Read the entries below and pull out each line with the string "temps".
— START OF GIVEN RECORDS —
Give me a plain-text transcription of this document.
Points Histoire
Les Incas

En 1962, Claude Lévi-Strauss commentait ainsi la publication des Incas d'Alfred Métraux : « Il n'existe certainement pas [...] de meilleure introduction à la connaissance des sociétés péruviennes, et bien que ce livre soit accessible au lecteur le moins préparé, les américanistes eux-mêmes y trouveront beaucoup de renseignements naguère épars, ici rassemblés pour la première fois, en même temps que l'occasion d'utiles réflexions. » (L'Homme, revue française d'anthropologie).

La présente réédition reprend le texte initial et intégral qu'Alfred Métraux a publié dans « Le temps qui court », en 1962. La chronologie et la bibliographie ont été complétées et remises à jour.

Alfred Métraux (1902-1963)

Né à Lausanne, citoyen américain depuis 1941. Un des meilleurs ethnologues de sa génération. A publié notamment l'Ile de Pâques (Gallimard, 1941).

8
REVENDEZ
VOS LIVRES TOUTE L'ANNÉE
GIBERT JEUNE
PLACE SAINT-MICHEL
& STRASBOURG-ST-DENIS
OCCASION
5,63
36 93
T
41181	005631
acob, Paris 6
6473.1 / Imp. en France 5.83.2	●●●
— END OF GIVEN RECORDS —
— START OF GIVEN RECORDS —
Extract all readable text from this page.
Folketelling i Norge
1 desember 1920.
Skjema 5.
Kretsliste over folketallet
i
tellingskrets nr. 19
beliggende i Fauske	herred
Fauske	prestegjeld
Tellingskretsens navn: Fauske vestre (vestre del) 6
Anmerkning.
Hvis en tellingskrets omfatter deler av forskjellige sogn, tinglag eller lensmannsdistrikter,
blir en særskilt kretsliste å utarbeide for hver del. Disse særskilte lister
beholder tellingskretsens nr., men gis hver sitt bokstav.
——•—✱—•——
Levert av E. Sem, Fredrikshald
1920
— END OF GIVEN RECORDS —
— START OF GIVEN RECORDS —
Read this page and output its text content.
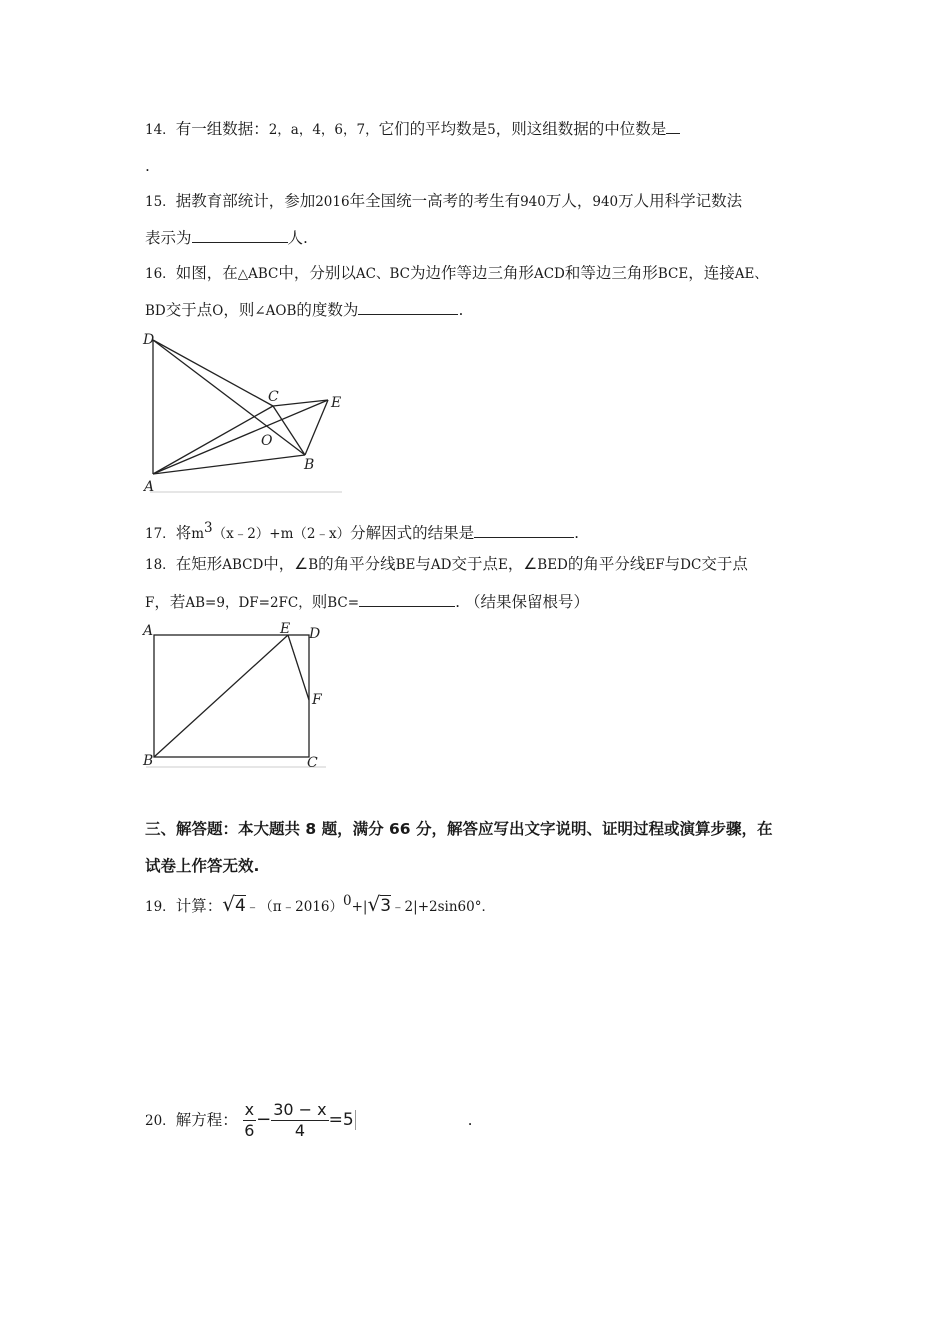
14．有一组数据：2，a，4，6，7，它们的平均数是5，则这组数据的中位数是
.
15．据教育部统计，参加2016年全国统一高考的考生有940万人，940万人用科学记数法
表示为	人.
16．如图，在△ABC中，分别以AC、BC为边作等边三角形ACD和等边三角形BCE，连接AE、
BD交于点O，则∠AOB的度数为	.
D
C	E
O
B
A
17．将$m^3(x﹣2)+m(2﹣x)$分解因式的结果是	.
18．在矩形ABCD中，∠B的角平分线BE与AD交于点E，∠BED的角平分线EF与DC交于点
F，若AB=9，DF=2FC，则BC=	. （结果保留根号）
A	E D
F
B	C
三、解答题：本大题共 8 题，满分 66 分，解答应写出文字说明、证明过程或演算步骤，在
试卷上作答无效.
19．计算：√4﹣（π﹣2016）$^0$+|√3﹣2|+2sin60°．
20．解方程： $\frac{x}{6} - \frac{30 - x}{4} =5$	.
— END OF GIVEN RECORDS —
→ **REPLY**:
En 1962, Claude Lévi-Strauss commentait ainsi la publication des Incas d'Alfred Métraux : « Il n'existe certainement pas [...] de meilleure introduction à la connaissance des sociétés péruviennes, et bien que ce livre soit accessible au lecteur le moins préparé, les américanistes eux-mêmes y trouveront beaucoup de renseignements naguère épars, ici rassemblés pour la première fois, en même temps que l'occasion d'utiles réflexions. » (L'Homme, revue française d'anthropologie).
La présente réédition reprend le texte initial et intégral qu'Alfred Métraux a publié dans « Le temps qui court », en 1962. La chronologie et la bibliographie ont été complétées et remises à jour.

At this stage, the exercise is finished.